• WHAT YOU SHOULD DO:
Pictures aside, write out every record exactly as it appears.

• RECORDS SHOWN:
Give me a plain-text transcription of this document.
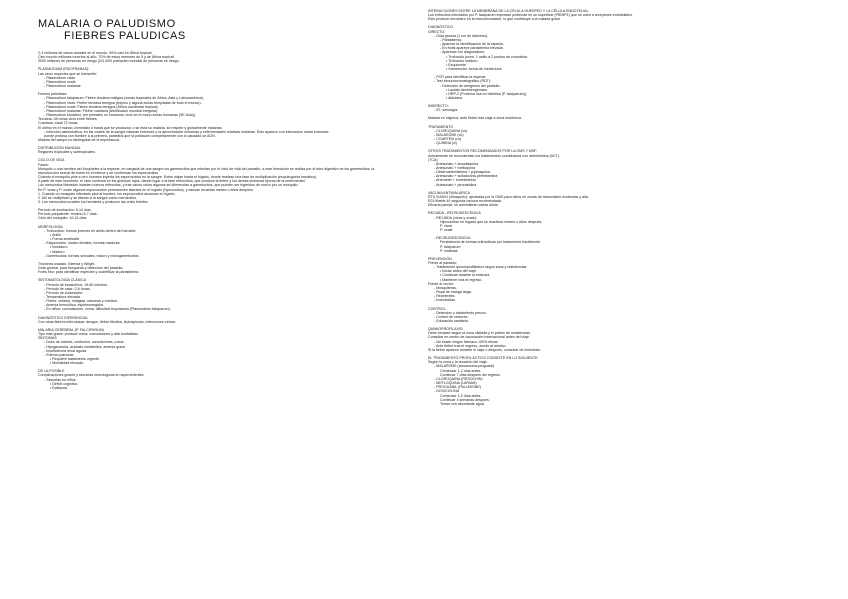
MALARIA O PALUDISMO
FIEBRES PALUDICAS
2-3 millones de casos anuales en el mundo, 90% casi en África tropical.
Cien mundo millones muertos al año, 70% de estos menores de 5 y de África tropical.
3000 millones de personas en riesgo (2/3 40% población mundial de personas en riesgo.
PLASMODIUM (PACIFRANAS):
Las cinco especies que se transmite:
- Plasmodium vivax
- Plasmodium ovale
- Plasmodium malariae
Fiebres palúdicas:
- Plasmodium falciparum: Fiebre terciana maligna (zonas tropicales de África, Asia y Latinoamérica).
- Plasmodium vivax: Fiebre terciana benigna (trópico y alguna zonas templadas de todo el mundo).
- Plasmodium ovale: Fiebre terciana benigna (África occidental tropical).
- Plasmodium malariae: Fiebre cuartana (distribución mundial irregular).
- Plasmodium knowlesi: (en primates no humanos, ciclo en el mono zonas humanas (SE Asia)).
Terciana: 48 horas ciclo entre fiebres.
Cuartana: cada 72 horas.
El último en el mundo, inmediato o hasta que se produzca, o se está su malaria, se respete y globalmente malarias.
- Infección asintomática, en las cuales de la sangre mismas entonces y la aproximación síntomas y enfermedades relativas malarias. Esto aparece con interaccion hasta entonces.
puede profusa con fiumbre a la primera, parásitos que la población completamente con lo causado un ADN.
Malaria del campo no distinguida de la importancia.
DISTRIBUCIÓN MUNDIAL
Regiones tropicales y subtropicales.
CICLO DE VIDA
Fases:
Mosquito o una hembra del Anopheles a la especie, en cargada de una sangre los gametocitos que infectan por el ciclo de vida del parásito, a este formación se realiza por el tubo digestivo de los gametocitos, la
reproducción sexual de estos en el interior y se conforman los esporozoitos.
Cuándo el mosquito pica a otro humano inyecta los esporozoitos en la sangre. Estos viajan hasta el hígado, donde realizan una fase de multiplicación (esquizogonia hepática).
A partir de este momento, el ciclo continúa en los glóbulos rojos, dando lugar a la fase eritrocítica, que produce la fiebre y los demás síntomas típicos de la enfermedad.
Los merozoitos liberados invaden nuevos eritrocitos, y tras varios ciclos algunos se diferencian a gametocitos, que pueden ser ingeridos de nuevo por un mosquito.
En P. vivax y P. ovale algunos esporozoitos permanecen latentes en el hígado (hipnozoitos), y causan recaídas meses o años después.
1. Cuando un mosquito infectado pica al hombre, los esporozoitos alcanzan el hígado.
2. Allí se multiplican y se liberan a la sangre como merozoitos.
3. Los merozoitos invaden los hematíes y producen las crisis febriles.
Período de incubación: 9-14 días.
Período prepatente: mínimo 6-7 días.
Ciclo del mosquito: 10-14 días.
MORFOLOGÍA:
- Trofozoitos: formas jóvenes en anillo dentro del hematíe.
• Anillo
• Forma ameboide
- Esquizontes: núcleo dividido, formas maduras.
• Inmaduro
• Maduro
- Gametocitos: formas sexuales, macro y microgametocitos.
Tinciones usadas: Giemsa y Wright.
Gota gruesa: para búsqueda y detección del parásito.
Frotis fino: para identificar especies y cuantificar la parasitemia.
SINTOMATOLOGÍA CLÁSICA
- Período de escalofríos: 15-60 minutos.
- Período de calor: 2-6 horas.
- Período de sudoración.
- Temperatura elevada.
- Fiebre, cefalea, mialgias, náuseas y vómitos.
- Anemia hemolítica, esplenomegalia.
- En niños: convulsiones, coma, dificultad respiratoria (Plasmodium falciparum).
DIAGNÓSTICO DIFERENCIAL
Con otras fiebres infecciosas: dengue, fiebre tifoidea, leptospirosis, infecciones víricas.
MALARIA CEREBRAL (P. FALCIPARUM)
Tipo más grave: produce coma, convulsiones y alta mortalidad.
SÍNTOMAS
- Dolor de cabeza, confusión, convulsiones, coma.
- Hipoglucemia, acidosis metabólica, anemia grave.
- Insuficiencia renal aguda.
- Edema pulmonar.
• Requiere tratamiento urgente.
• Mortalidad elevada.
DE LA POSIBLE
Complicaciones graves y secuelas neurológicas en supervivientes.
- Secuelas en niños.
• Déficit cognitivo.
• Epilepsia.
INTERACCIONES ENTRE LA MEMBRANA DE LA CÉLULA HUÉSPED Y LA CÉLULA ENDOTELIAL
Los eritrocitos infectados por P. falciparum expresan proteínas en su superficie (PfEMP1) que se unen a receptores endoteliales.
Esto produce secuestro en la microcirculación, lo que contribuye a la malaria grave.
DIAGNÓSTICO
DIRECTO:
- Gota gruesa (1 cm de diámetro).
- Parasitemia.
- Aparece la identificación de la especie.
- En frotis aparece parasitemia elevada.
- Aparecen los diagnósticos:
• Trofozoíto joven, 1 anillo a 2 puntos de cromatina.
• Trofozoíto maduro.
• Esquizonte.
• Gametocito: forma de media luna.
- PCR para identificar la especie.
- Test inmunocromatográfico (RDT):
- Detección de antígenos del parásito.
• Lactato deshidrogenasa.
• HRP-2 (Proteína rica en histidina (P. falciparum)).
• Aldolasa.
INDIRECTO:
- IFI, serología.
Malaria en viajeros: ante fiebre tras viaje a zona endémica.
TRATAMIENTO
- CLOROQUINA (vo)
- MALARONE (vo)
- COARTEM (vo)
- QUININA (iv)
OTROS TRATAMIENTOS RECOMENDADOS POR LA OMS Y MSF:
Actualmente se recomiendan los tratamientos combinados con artemisinina (ACT).
(TCA)
- Artesunato + amodiaquina
- Artesunato + mefloquina
- Dihidroartemisinina + piperaquina
- Artesunato + sulfadoxina-pirimetamina
- Artemeter + lumefantrina
- Artesunato + pironaridina
VACUNA ANTIMALÁRICA
RTS,S/AS01 (Mosquirix): aprobada por la OMS para niños en zonas de transmisión moderada y alta.
R21/Matrix-M: segunda vacuna recomendada.
Eficacia parcial, se administran varias dosis.
RECAÍDA - RECRUDESCENCIA
- RECAÍDA (vivax y ovale):
Hipnozoítos en hígado que se reactivan meses o años después.
P. vivax
P. ovale
- RECRUDESCENCIA:
Persistencia de formas eritrocíticas por tratamiento insuficiente.
P. falciparum
P. malariae
PREVENCIÓN
Frente al parásito:
- Tratamiento quimioprofiláctico según zona y resistencias.
• Iniciar antes del viaje.
• Continuar durante la estancia.
• Mantener tras el regreso.
Frente al vector:
- Mosquiteras.
- Ropa de manga larga.
- Repelentes.
- Insecticidas.
CONTROL
- Detección y tratamiento precoz.
- Control de vectores.
- Educación sanitaria.
QUIMIOPROFILAXIS:
Debe tomarse según la zona visitada y el patrón de resistencias.
Consultar en centro de vacunación internacional antes del viaje.
- No existe ningún fármaco 100% eficaz.
- Ante fiebre tras el regreso, acudir al médico.
Si la fiebre aparece durante el viaje o después, consultar de inmediato.
EL TRATAMIENTO PROFILÁCTICO CONSISTE EN LO SIGUIENTE:
Según la zona y la duración del viaje:
- MALARONE (atovacuona-proguanil)
Comenzar 1-2 días antes.
Continuar 7 días después del regreso.
- CLOROQUINA (RESOCHIN)
- MEFLOQUINA (LARIAM)
- PROGUANIL (PALUDRINE)
- DOXICICLINA
Comenzar 1-2 días antes.
Continuar 4 semanas después.
Tomar con abundante agua.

• REPLY:
Give me a plain-text transcription of this document.
MALARIA O PALUDISMO
FIEBRES PALUDICAS
2-3 millones de casos anuales en el mundo, 90% casi en África tropical.
Cien mundo millones muertos al año, 70% de estos menores de 5 y de África tropical.
3000 millones de personas en riesgo (2/3 40% población mundial de personas en riesgo.
PLASMODIUM (PACIFRANAS):
Las cinco especies que se transmite:
- Plasmodium vivax
- Plasmodium ovale
- Plasmodium malariae
Fiebres palúdicas:
- Plasmodium falciparum: Fiebre terciana maligna (zonas tropicales de África, Asia y Latinoamérica).
- Plasmodium vivax: Fiebre terciana benigna (trópico y alguna zonas templadas de todo el mundo).
- Plasmodium ovale: Fiebre terciana benigna (África occidental tropical).
- Plasmodium malariae: Fiebre cuartana (distribución mundial irregular).
- Plasmodium knowlesi: (en primates no humanos, ciclo en el mono zonas humanas (SE Asia)).
Terciana: 48 horas ciclo entre fiebres.
Cuartana: cada 72 horas.
El último en el mundo, inmediato o hasta que se produzca, o se está su malaria, se respete y globalmente malarias.
- Infección asintomática, en las cuales de la sangre mismas entonces y la aproximación síntomas y enfermedades relativas malarias. Esto aparece con interaccion hasta entonces.
puede profusa con fiumbre a la primera, parásitos que la población completamente con lo causado un ADN.
Malaria del campo no distinguida de la importancia.
DISTRIBUCIÓN MUNDIAL
Regiones tropicales y subtropicales.
CICLO DE VIDA
Fases:
Mosquito o una hembra del Anopheles a la especie, en cargada de una sangre los gametocitos que infectan por el ciclo de vida del parásito, a este formación se realiza por el tubo digestivo de los gametocitos, la
reproducción sexual de estos en el interior y se conforman los esporozoitos.
Cuándo el mosquito pica a otro humano inyecta los esporozoitos en la sangre. Estos viajan hasta el hígado, donde realizan una fase de multiplicación (esquizogonia hepática).
A partir de este momento, el ciclo continúa en los glóbulos rojos, dando lugar a la fase eritrocítica, que produce la fiebre y los demás síntomas típicos de la enfermedad.
Los merozoitos liberados invaden nuevos eritrocitos, y tras varios ciclos algunos se diferencian a gametocitos, que pueden ser ingeridos de nuevo por un mosquito.
En P. vivax y P. ovale algunos esporozoitos permanecen latentes en el hígado (hipnozoitos), y causan recaídas meses o años después.
1. Cuando un mosquito infectado pica al hombre, los esporozoitos alcanzan el hígado.
2. Allí se multiplican y se liberan a la sangre como merozoitos.
3. Los merozoitos invaden los hematíes y producen las crisis febriles.
Período de incubación: 9-14 días.
Período prepatente: mínimo 6-7 días.
Ciclo del mosquito: 10-14 días.
MORFOLOGÍA:
- Trofozoitos: formas jóvenes en anillo dentro del hematíe.
• Anillo
• Forma ameboide
- Esquizontes: núcleo dividido, formas maduras.
• Inmaduro
• Maduro
- Gametocitos: formas sexuales, macro y microgametocitos.
Tinciones usadas: Giemsa y Wright.
Gota gruesa: para búsqueda y detección del parásito.
Frotis fino: para identificar especies y cuantificar la parasitemia.
SINTOMATOLOGÍA CLÁSICA
- Período de escalofríos: 15-60 minutos.
- Período de calor: 2-6 horas.
- Período de sudoración.
- Temperatura elevada.
- Fiebre, cefalea, mialgias, náuseas y vómitos.
- Anemia hemolítica, esplenomegalia.
- En niños: convulsiones, coma, dificultad respiratoria (Plasmodium falciparum).
DIAGNÓSTICO DIFERENCIAL
Con otras fiebres infecciosas: dengue, fiebre tifoidea, leptospirosis, infecciones víricas.
MALARIA CEREBRAL (P. FALCIPARUM)
Tipo más grave: produce coma, convulsiones y alta mortalidad.
SÍNTOMAS
- Dolor de cabeza, confusión, convulsiones, coma.
- Hipoglucemia, acidosis metabólica, anemia grave.
- Insuficiencia renal aguda.
- Edema pulmonar.
• Requiere tratamiento urgente.
• Mortalidad elevada.
DE LA POSIBLE
Complicaciones graves y secuelas neurológicas en supervivientes.
- Secuelas en niños.
• Déficit cognitivo.
• Epilepsia.
INTERACCIONES ENTRE LA MEMBRANA DE LA CÉLULA HUÉSPED Y LA CÉLULA ENDOTELIAL
Los eritrocitos infectados por P. falciparum expresan proteínas en su superficie (PfEMP1) que se unen a receptores endoteliales.
Esto produce secuestro en la microcirculación, lo que contribuye a la malaria grave.
DIAGNÓSTICO
DIRECTO:
- Gota gruesa (1 cm de diámetro).
- Parasitemia.
- Aparece la identificación de la especie.
- En frotis aparece parasitemia elevada.
- Aparecen los diagnósticos:
• Trofozoíto joven, 1 anillo a 2 puntos de cromatina.
• Trofozoíto maduro.
• Esquizonte.
• Gametocito: forma de media luna.
- PCR para identificar la especie.
- Test inmunocromatográfico (RDT):
- Detección de antígenos del parásito.
• Lactato deshidrogenasa.
• HRP-2 (Proteína rica en histidina (P. falciparum)).
• Aldolasa.
INDIRECTO:
- IFI, serología.
Malaria en viajeros: ante fiebre tras viaje a zona endémica.
TRATAMIENTO
- CLOROQUINA (vo)
- MALARONE (vo)
- COARTEM (vo)
- QUININA (iv)
OTROS TRATAMIENTOS RECOMENDADOS POR LA OMS Y MSF:
Actualmente se recomiendan los tratamientos combinados con artemisinina (ACT).
(TCA)
- Artesunato + amodiaquina
- Artesunato + mefloquina
- Dihidroartemisinina + piperaquina
- Artesunato + sulfadoxina-pirimetamina
- Artemeter + lumefantrina
- Artesunato + pironaridina
VACUNA ANTIMALÁRICA
RTS,S/AS01 (Mosquirix): aprobada por la OMS para niños en zonas de transmisión moderada y alta.
R21/Matrix-M: segunda vacuna recomendada.
Eficacia parcial, se administran varias dosis.
RECAÍDA - RECRUDESCENCIA
- RECAÍDA (vivax y ovale):
Hipnozoítos en hígado que se reactivan meses o años después.
P. vivax
P. ovale
- RECRUDESCENCIA:
Persistencia de formas eritrocíticas por tratamiento insuficiente.
P. falciparum
P. malariae
PREVENCIÓN
Frente al parásito:
- Tratamiento quimioprofiláctico según zona y resistencias.
• Iniciar antes del viaje.
• Continuar durante la estancia.
• Mantener tras el regreso.
Frente al vector:
- Mosquiteras.
- Ropa de manga larga.
- Repelentes.
- Insecticidas.
CONTROL
- Detección y tratamiento precoz.
- Control de vectores.
- Educación sanitaria.
QUIMIOPROFILAXIS:
Debe tomarse según la zona visitada y el patrón de resistencias.
Consultar en centro de vacunación internacional antes del viaje.
- No existe ningún fármaco 100% eficaz.
- Ante fiebre tras el regreso, acudir al médico.
Si la fiebre aparece durante el viaje o después, consultar de inmediato.
EL TRATAMIENTO PROFILÁCTICO CONSISTE EN LO SIGUIENTE:
Según la zona y la duración del viaje:
- MALARONE (atovacuona-proguanil)
Comenzar 1-2 días antes.
Continuar 7 días después del regreso.
- CLOROQUINA (RESOCHIN)
- MEFLOQUINA (LARIAM)
- PROGUANIL (PALUDRINE)
- DOXICICLINA
Comenzar 1-2 días antes.
Continuar 4 semanas después.
Tomar con abundante agua.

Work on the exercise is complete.